> Brano estratto:
○ ○ ○ ○ ○ ○ ○

Casapound ci racconta come occupare casa non sia affatto un reato, scocciatevi pure

Casapound ci racconta come occupare casa non sia affatto un reato, scocciatevi pure

Dall’illegalità conclamata alla presunta assenza di conseguenze, CasaPound si cimenta nell’arte dell’autogiustificazione provando a smontare quei “luoghi comuni” sull’occupazione che ormai tutti conoscono, in un video del portavoce nazionale Luca Marsella diffuso sul loro canale Telegram. Ammettono candidamente che occupare è un reato, e che c’è un processo in corso, ma guai a pensare che la legge possa essere davvero applicata: lo stato di necessità dei residenti dovrebbe, secondo loro, esentare da ogni colpa.

“Non siamo come tante altre occupazioni,” dichiara con la voce piena di zelo Marsella. “Qui nessun altro reato è stato mai commesso e la convivenza con il quartiere è sempre stata un’esperienza idilliaca.” Insomma, un paradiso terrestre in mezzo al caos urbano.

Il tema dell’“impunità”, poi, è per loro una favola da smentire: “È completamente falso che non abbiamo mai pagato il prezzo delle nostre azioni”, si sente nel video. Licenze poeticamente invertite, se si pensa che hanno accumulato un bel po’ di procedimenti negli anni, l’ultimo dei quali – e fin qui applausi – si è concluso con una condanna non definitiva a due anni e due mesi, che definiscono la “pena più severa mai comminata per un’occupazione a Roma”. Meraviglioso.

○ ○ ○ ○ ○ ○ ○

> Voci elencate:
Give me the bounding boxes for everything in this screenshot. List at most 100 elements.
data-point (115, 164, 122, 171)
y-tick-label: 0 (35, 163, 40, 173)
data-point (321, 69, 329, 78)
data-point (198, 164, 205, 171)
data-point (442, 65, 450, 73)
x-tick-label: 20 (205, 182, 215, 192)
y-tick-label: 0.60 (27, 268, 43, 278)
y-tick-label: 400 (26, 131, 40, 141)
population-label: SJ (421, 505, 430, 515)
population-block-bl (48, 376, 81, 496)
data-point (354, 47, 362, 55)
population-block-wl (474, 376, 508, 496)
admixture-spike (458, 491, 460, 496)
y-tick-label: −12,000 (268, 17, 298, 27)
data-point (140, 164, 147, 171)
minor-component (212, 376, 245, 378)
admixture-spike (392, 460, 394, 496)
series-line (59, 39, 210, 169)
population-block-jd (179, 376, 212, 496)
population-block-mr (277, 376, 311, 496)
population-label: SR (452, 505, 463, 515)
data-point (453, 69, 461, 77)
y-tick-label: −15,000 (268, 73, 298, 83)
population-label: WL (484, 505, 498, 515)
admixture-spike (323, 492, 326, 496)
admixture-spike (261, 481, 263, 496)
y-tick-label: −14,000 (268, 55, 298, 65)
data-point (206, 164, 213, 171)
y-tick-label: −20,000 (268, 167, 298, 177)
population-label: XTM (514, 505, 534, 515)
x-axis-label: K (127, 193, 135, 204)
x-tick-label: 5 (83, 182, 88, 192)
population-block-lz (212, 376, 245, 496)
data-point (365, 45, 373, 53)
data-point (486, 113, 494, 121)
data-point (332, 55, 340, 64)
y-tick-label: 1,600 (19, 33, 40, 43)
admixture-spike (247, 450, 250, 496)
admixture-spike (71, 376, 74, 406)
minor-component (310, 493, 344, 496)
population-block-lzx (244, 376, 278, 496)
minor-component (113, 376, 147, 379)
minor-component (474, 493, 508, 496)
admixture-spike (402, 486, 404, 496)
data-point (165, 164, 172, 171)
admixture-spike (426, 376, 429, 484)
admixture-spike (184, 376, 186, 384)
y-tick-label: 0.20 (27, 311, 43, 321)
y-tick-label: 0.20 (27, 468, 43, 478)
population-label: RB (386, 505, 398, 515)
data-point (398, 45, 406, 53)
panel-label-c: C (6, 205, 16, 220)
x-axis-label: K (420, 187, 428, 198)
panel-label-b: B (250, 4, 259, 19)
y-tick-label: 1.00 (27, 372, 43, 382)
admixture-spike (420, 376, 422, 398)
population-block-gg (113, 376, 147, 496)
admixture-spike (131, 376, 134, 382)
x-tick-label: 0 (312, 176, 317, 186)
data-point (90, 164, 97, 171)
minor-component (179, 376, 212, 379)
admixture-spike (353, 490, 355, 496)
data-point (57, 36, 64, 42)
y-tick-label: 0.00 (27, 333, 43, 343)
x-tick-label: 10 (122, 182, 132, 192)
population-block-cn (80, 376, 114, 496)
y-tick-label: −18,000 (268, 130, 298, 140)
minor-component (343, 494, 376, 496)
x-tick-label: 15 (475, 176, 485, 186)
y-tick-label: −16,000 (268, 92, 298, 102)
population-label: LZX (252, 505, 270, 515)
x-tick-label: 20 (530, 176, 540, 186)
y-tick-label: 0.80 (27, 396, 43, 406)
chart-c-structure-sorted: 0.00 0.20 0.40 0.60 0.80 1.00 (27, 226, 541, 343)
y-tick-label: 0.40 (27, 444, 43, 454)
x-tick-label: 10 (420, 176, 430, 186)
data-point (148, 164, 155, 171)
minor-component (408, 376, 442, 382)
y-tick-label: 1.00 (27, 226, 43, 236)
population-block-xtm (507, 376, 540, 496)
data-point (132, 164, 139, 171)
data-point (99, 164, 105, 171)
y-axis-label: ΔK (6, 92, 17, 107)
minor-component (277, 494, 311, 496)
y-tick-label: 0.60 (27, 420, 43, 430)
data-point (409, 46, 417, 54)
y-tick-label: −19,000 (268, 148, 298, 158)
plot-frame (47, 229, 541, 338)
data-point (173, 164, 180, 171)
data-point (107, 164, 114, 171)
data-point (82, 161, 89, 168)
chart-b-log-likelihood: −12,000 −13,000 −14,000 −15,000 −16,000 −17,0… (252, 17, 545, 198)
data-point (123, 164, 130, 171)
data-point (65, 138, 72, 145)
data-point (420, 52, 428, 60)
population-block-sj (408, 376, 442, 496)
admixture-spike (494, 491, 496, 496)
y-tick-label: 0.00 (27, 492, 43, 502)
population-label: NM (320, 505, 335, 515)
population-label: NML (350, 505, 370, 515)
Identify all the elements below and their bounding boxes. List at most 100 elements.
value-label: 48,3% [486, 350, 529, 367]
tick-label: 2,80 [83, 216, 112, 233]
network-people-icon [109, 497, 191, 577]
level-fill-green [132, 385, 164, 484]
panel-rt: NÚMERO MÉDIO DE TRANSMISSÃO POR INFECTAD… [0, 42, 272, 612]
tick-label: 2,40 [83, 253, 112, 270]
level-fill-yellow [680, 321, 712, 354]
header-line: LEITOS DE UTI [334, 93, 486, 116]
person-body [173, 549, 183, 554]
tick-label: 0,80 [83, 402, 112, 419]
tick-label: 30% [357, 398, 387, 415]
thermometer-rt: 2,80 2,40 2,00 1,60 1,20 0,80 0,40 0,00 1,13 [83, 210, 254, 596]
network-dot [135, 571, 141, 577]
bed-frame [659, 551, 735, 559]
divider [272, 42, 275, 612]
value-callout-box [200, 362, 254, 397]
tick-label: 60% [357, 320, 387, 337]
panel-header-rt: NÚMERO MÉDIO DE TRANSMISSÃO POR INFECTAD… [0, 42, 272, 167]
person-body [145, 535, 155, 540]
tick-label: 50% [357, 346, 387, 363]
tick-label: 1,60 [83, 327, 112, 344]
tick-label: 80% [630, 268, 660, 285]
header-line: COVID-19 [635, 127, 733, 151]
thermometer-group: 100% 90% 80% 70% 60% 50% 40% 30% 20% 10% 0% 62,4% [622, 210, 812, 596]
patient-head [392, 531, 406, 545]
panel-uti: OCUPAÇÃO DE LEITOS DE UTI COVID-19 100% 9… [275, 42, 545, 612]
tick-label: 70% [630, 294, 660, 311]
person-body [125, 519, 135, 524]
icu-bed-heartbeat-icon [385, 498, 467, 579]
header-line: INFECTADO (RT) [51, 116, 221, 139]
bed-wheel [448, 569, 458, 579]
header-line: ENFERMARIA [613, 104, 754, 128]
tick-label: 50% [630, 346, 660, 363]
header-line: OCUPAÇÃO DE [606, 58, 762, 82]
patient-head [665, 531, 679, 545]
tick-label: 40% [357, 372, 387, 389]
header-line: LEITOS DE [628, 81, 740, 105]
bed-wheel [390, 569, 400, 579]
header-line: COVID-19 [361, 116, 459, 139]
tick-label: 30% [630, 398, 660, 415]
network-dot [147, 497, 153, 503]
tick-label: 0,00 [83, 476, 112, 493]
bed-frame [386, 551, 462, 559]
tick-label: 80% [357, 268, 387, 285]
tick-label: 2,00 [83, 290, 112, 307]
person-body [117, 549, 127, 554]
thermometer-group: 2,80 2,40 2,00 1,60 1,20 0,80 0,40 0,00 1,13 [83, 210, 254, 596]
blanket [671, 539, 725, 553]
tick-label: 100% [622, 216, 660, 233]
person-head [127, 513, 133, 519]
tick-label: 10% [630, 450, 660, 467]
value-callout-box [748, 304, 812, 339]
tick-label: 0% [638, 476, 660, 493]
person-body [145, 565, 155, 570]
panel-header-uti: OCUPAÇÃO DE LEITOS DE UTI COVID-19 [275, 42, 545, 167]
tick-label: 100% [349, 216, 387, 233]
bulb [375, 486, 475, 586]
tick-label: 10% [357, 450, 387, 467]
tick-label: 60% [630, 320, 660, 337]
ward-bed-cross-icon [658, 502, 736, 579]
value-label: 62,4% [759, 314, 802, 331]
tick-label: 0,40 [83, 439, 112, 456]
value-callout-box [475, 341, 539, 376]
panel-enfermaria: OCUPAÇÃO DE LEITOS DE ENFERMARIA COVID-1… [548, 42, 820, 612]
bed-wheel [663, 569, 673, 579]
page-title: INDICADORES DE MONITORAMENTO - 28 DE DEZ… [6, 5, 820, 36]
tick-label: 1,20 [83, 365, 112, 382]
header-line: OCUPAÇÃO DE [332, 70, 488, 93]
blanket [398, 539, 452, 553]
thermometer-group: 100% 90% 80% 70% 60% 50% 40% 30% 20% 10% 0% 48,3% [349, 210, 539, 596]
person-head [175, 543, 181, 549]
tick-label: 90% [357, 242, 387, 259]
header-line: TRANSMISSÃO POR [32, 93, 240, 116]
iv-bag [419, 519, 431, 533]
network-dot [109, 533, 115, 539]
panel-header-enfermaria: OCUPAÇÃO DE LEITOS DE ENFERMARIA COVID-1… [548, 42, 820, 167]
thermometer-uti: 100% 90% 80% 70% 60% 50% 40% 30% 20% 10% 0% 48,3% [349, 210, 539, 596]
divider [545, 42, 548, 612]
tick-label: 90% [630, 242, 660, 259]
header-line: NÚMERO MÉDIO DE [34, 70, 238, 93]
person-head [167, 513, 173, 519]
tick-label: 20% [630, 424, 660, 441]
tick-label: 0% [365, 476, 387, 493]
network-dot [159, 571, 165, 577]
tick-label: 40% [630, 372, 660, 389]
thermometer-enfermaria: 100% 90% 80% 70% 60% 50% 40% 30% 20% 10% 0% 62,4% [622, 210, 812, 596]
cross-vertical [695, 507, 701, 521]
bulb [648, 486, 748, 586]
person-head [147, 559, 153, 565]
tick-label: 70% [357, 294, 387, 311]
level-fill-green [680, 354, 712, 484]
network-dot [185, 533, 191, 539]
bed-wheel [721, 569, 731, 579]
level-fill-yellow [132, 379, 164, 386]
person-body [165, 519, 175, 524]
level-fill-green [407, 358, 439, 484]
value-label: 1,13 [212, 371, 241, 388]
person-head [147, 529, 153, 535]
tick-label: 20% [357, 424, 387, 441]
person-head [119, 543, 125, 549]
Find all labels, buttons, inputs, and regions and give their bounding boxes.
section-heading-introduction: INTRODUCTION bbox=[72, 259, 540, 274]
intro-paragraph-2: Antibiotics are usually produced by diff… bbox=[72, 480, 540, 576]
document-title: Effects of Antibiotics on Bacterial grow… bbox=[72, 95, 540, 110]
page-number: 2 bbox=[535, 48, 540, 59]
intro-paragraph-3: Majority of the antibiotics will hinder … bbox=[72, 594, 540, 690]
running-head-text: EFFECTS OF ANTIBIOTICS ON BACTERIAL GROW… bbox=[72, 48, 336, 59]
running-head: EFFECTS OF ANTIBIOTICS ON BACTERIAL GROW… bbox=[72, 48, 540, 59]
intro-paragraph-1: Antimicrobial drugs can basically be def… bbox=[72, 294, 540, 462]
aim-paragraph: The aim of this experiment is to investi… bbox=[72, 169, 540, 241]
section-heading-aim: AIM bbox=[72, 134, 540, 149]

○ ○ ○ ○ ○ ○ ○

> Il tuo obiettivo:
Puoi restituire parola per parola il passo dell'articolo su CasaPound che comincia con «Dall’illegalità conclamata alla» e termina con «al caos urbano.»?

> Soluzione:
Dall’illegalità conclamata alla presunta assenza di conseguenze, CasaPound si cimenta nell’arte dell’autogiustificazione provando a smontare quei “luoghi comuni” sull’occupazione che ormai tutti conoscono, in un video del portavoce nazionale Luca Marsella diffuso sul loro canale Telegram. Ammettono candidamente che occupare è un reato, e che c’è un processo in corso, ma guai a pensare che la legge possa essere davvero applicata: lo stato di necessità dei residenti dovrebbe, secondo loro, esentare da ogni colpa.

“Non siamo come tante altre occupazioni,” dichiara con la voce piena di zelo Marsella. “Qui nessun altro reato è stato mai commesso e la convivenza con il quartiere è sempre stata un’esperienza idilliaca.” Insomma, un paradiso terrestre in mezzo al caos urbano.